To do:
Answer these questions using the article below on Sarath Fonseka's pledges to Tamils:
(a) To whom was the signed letter containing Fonseka's promises presented?
(b) To which area does the opening list promise train services?
(c) What is the last category named in Fonseka's programme?
---- Passage to read
| Pledges to Tamils and the ‘Fonseka scare’
By Namini Wijedasa
Free movement of all persons without being impeded by security and police; areas of civilian activity to be free of weapons; security forces to be stationed only at strategic locations; restoration of fishing rights; no ‘kappang’ to be levied by anyone; and train services to the Jaffna Peninsula.
Fifty years after independence, Sri Lanka’s Tamil population is being wooed at a crucial election by a presidential candidate who is offering them some elementary liberties that should have been a given by now.
Sarath Fonseka’s litany of promises to the Tamil National Alliance, presented in a signed letter to R Sampanthan last week, provides insight into the failure of successive governments to ensure that some of the most basic civil rights are guaranteed to its citizens.
The ‘Programme of Immediate Relief Measures for War Affected Persons and Areas for Peace by the Common Opposition Presidential Candidate, Sarath Fonseka’ is divided into several categories. These are: restoration of civil administration and normalcy; prohibition of ‘para-military cadres’ and armed groups (self-styled ‘war lords’); resettlement and rehabilitation of internally displaced persons; land and agriculture; fisheries; trade and commerce; transport; special relief packages; persons in detention; and a lifting of the state of emergency.
--------
---- Given data
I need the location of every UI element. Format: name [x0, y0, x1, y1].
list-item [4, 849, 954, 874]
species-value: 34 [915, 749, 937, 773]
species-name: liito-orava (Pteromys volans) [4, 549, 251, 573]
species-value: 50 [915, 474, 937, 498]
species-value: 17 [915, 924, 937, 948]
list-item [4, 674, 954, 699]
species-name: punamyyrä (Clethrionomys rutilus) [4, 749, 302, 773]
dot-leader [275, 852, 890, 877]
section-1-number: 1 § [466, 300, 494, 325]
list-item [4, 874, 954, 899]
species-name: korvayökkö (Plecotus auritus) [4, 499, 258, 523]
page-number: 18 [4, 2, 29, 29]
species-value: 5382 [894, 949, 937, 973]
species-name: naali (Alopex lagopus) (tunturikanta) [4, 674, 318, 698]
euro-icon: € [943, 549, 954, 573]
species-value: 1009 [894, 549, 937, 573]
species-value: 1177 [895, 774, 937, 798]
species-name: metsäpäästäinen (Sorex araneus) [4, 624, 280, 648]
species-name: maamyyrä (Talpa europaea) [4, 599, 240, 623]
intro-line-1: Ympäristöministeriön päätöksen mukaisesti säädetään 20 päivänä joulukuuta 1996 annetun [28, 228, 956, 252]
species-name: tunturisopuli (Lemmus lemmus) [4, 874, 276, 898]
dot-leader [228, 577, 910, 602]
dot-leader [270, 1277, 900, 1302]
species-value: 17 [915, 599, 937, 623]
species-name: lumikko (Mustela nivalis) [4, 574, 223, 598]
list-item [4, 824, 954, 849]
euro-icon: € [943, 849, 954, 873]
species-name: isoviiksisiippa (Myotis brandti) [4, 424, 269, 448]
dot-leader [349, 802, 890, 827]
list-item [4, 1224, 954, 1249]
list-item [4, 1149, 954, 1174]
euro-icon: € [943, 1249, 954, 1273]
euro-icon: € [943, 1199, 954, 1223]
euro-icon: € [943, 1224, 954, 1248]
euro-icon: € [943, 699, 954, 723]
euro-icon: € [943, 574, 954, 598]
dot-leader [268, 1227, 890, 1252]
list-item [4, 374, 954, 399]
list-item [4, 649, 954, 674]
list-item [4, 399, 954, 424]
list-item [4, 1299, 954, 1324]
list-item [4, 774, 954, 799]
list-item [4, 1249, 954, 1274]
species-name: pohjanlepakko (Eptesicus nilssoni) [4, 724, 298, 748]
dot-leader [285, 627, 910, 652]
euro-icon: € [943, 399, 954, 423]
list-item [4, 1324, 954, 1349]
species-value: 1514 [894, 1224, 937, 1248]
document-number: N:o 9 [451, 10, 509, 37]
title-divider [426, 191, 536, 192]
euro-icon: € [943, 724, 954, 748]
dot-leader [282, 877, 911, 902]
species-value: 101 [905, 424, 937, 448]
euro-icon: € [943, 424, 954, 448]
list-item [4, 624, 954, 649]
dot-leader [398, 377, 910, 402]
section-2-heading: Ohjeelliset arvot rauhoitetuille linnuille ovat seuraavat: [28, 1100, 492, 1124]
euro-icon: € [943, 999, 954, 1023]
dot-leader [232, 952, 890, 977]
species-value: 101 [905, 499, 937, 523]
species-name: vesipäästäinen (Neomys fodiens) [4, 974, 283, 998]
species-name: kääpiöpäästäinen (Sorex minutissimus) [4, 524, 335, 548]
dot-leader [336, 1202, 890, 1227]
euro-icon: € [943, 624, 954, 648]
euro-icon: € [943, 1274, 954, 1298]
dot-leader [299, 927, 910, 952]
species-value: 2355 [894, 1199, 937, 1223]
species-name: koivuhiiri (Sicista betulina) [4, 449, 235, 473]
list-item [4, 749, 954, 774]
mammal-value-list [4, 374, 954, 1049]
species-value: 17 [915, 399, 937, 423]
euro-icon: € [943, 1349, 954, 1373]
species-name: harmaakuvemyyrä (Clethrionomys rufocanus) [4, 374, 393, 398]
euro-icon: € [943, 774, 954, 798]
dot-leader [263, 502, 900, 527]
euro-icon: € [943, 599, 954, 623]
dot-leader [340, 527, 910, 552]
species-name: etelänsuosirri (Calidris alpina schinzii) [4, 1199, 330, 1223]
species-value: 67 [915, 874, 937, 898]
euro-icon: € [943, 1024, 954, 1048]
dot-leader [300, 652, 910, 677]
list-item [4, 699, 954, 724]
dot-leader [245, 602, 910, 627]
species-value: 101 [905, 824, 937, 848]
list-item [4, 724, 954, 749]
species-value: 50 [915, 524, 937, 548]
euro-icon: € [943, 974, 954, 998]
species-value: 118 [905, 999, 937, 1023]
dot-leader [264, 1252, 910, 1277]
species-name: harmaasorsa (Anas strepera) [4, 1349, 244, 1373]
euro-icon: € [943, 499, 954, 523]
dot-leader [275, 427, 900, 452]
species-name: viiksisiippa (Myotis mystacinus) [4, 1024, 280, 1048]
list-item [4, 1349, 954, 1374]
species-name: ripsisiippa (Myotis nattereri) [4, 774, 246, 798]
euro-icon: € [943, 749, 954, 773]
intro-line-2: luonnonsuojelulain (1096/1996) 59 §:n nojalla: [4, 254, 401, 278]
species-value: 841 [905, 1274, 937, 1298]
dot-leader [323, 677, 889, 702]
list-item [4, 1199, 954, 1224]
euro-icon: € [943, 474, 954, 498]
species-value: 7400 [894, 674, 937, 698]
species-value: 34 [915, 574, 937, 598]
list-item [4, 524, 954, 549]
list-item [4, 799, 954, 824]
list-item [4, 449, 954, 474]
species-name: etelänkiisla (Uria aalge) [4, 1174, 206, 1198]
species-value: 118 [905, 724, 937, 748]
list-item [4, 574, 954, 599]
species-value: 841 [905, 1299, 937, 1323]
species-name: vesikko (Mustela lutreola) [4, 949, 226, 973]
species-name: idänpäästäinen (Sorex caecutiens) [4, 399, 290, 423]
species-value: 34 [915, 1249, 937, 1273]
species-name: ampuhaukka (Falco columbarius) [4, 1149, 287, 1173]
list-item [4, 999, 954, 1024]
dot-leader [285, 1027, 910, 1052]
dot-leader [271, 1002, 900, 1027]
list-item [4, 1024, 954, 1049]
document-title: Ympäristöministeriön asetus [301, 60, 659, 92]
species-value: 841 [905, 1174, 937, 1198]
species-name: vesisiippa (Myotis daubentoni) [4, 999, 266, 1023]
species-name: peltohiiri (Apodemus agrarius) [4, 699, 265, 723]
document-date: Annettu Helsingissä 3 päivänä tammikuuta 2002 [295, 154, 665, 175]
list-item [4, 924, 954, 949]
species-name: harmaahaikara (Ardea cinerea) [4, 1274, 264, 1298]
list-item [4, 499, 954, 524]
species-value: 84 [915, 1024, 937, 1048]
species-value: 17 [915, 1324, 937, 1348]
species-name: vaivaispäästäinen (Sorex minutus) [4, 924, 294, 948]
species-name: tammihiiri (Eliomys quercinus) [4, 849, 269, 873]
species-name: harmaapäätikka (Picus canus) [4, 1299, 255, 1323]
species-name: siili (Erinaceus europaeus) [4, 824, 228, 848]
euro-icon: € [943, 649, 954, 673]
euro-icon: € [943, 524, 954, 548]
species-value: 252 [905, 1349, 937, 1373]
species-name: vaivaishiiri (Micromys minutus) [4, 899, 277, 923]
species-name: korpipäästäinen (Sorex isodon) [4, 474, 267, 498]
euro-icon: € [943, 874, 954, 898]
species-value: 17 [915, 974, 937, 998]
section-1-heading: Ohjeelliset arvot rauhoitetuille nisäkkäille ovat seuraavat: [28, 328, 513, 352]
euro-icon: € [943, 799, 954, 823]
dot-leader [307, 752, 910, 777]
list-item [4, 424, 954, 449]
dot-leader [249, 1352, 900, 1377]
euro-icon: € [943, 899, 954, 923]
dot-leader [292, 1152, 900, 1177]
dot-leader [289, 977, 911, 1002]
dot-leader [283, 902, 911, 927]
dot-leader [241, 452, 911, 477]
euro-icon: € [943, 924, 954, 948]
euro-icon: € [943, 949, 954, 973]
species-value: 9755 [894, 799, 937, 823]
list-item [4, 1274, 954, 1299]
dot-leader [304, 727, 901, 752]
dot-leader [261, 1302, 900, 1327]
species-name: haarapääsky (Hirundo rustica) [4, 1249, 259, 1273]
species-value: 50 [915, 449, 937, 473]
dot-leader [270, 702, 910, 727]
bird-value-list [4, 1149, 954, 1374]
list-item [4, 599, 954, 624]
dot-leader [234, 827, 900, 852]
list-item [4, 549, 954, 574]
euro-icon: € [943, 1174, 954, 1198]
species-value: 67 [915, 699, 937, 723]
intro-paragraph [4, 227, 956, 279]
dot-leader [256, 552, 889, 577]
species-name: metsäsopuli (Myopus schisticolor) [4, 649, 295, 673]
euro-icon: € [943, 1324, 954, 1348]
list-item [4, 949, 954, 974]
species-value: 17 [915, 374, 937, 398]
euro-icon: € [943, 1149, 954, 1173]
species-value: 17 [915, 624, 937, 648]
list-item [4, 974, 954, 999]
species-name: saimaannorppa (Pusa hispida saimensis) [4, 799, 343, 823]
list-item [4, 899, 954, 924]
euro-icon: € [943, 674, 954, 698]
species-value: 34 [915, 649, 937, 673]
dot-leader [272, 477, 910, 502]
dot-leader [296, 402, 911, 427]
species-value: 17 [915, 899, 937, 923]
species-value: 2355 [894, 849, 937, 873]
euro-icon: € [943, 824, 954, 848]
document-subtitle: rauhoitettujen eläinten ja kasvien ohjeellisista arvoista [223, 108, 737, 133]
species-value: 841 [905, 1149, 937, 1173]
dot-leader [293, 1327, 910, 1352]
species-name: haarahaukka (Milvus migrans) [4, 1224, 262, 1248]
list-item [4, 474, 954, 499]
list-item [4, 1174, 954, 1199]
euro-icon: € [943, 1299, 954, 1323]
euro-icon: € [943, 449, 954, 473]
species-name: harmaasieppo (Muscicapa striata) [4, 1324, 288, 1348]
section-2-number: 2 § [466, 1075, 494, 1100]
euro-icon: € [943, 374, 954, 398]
--------
Written solution:
(a) R Sampanthan
(b) The Jaffna Peninsula
(c) A lifting of the state of emergency